- **REQUIRED TASK**
Reproduce all the material exactly, minus any pictures it holds.

- **SUPPLIED RECORDS**
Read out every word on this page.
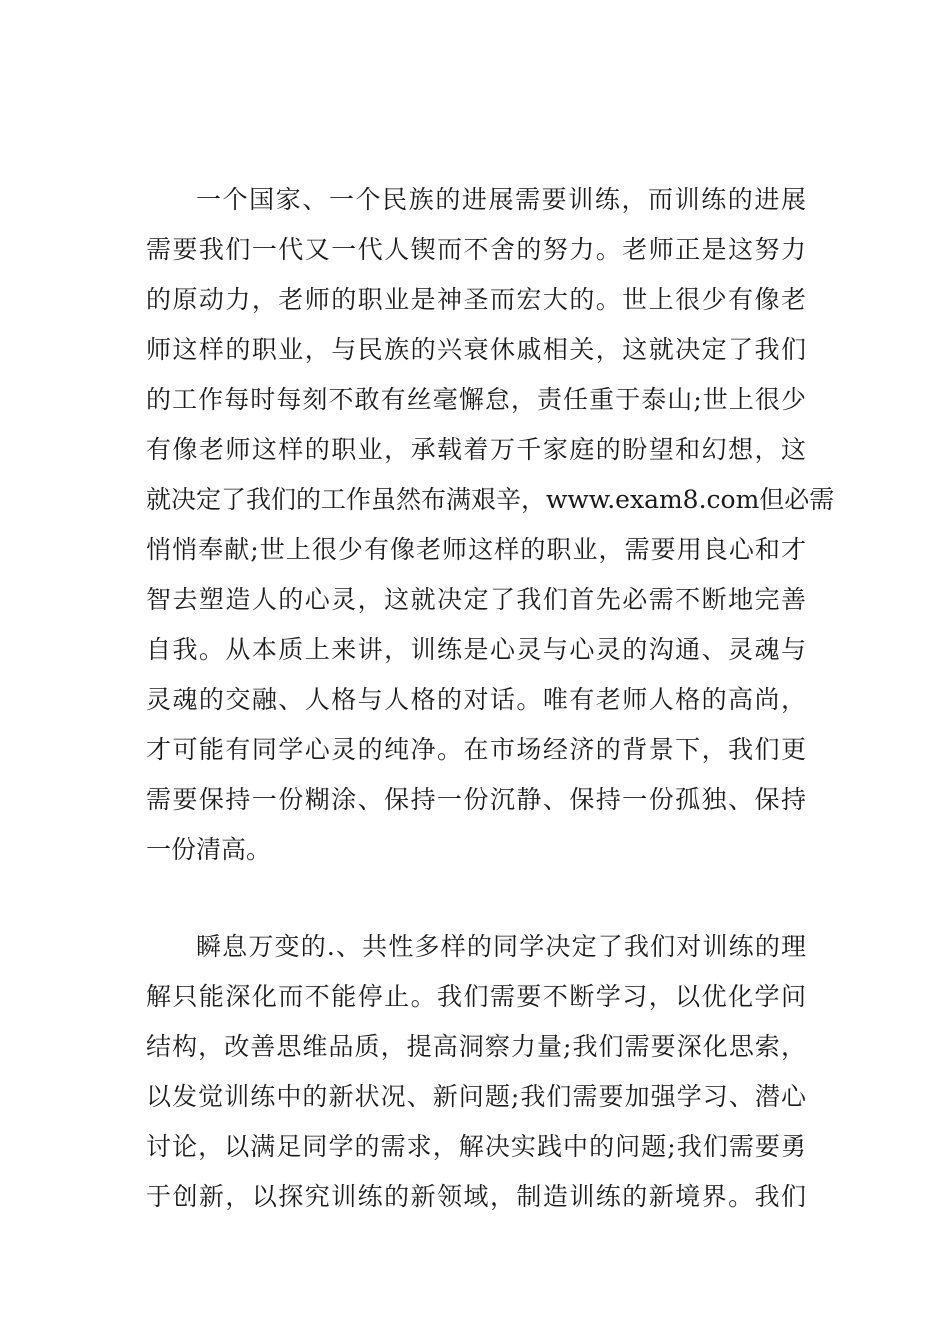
一个国家、一个民族的进展需要训练，而训练的进展
需要我们一代又一代人锲而不舍的努力。老师正是这努力
的原动力，老师的职业是神圣而宏大的。世上很少有像老
师这样的职业，与民族的兴衰休戚相关，这就决定了我们
的工作每时每刻不敢有丝毫懈怠，责任重于泰山;世上很少
有像老师这样的职业，承载着万千家庭的盼望和幻想，这
就决定了我们的工作虽然布满艰辛，www.exam8.com但必需
悄悄奉献;世上很少有像老师这样的职业，需要用良心和才
智去塑造人的心灵，这就决定了我们首先必需不断地完善
自我。从本质上来讲，训练是心灵与心灵的沟通、灵魂与
灵魂的交融、人格与人格的对话。唯有老师人格的高尚，
才可能有同学心灵的纯净。在市场经济的背景下，我们更
需要保持一份糊涂、保持一份沉静、保持一份孤独、保持
一份清高。
瞬息万变的.、共性多样的同学决定了我们对训练的理
解只能深化而不能停止。我们需要不断学习，以优化学问
结构，改善思维品质，提高洞察力量;我们需要深化思索，
以发觉训练中的新状况、新问题;我们需要加强学习、潜心
讨论，以满足同学的需求，解决实践中的问题;我们需要勇
于创新，以探究训练的新领域，制造训练的新境界。我们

- **CORRECT RESULT**
Read out every word on this page.
一个国家、一个民族的进展需要训练，而训练的进展
需要我们一代又一代人锲而不舍的努力。老师正是这努力
的原动力，老师的职业是神圣而宏大的。世上很少有像老
师这样的职业，与民族的兴衰休戚相关，这就决定了我们
的工作每时每刻不敢有丝毫懈怠，责任重于泰山;世上很少
有像老师这样的职业，承载着万千家庭的盼望和幻想，这
就决定了我们的工作虽然布满艰辛，www.exam8.com但必需
悄悄奉献;世上很少有像老师这样的职业，需要用良心和才
智去塑造人的心灵，这就决定了我们首先必需不断地完善
自我。从本质上来讲，训练是心灵与心灵的沟通、灵魂与
灵魂的交融、人格与人格的对话。唯有老师人格的高尚，
才可能有同学心灵的纯净。在市场经济的背景下，我们更
需要保持一份糊涂、保持一份沉静、保持一份孤独、保持
一份清高。
瞬息万变的.、共性多样的同学决定了我们对训练的理
解只能深化而不能停止。我们需要不断学习，以优化学问
结构，改善思维品质，提高洞察力量;我们需要深化思索，
以发觉训练中的新状况、新问题;我们需要加强学习、潜心
讨论，以满足同学的需求，解决实践中的问题;我们需要勇
于创新，以探究训练的新领域，制造训练的新境界。我们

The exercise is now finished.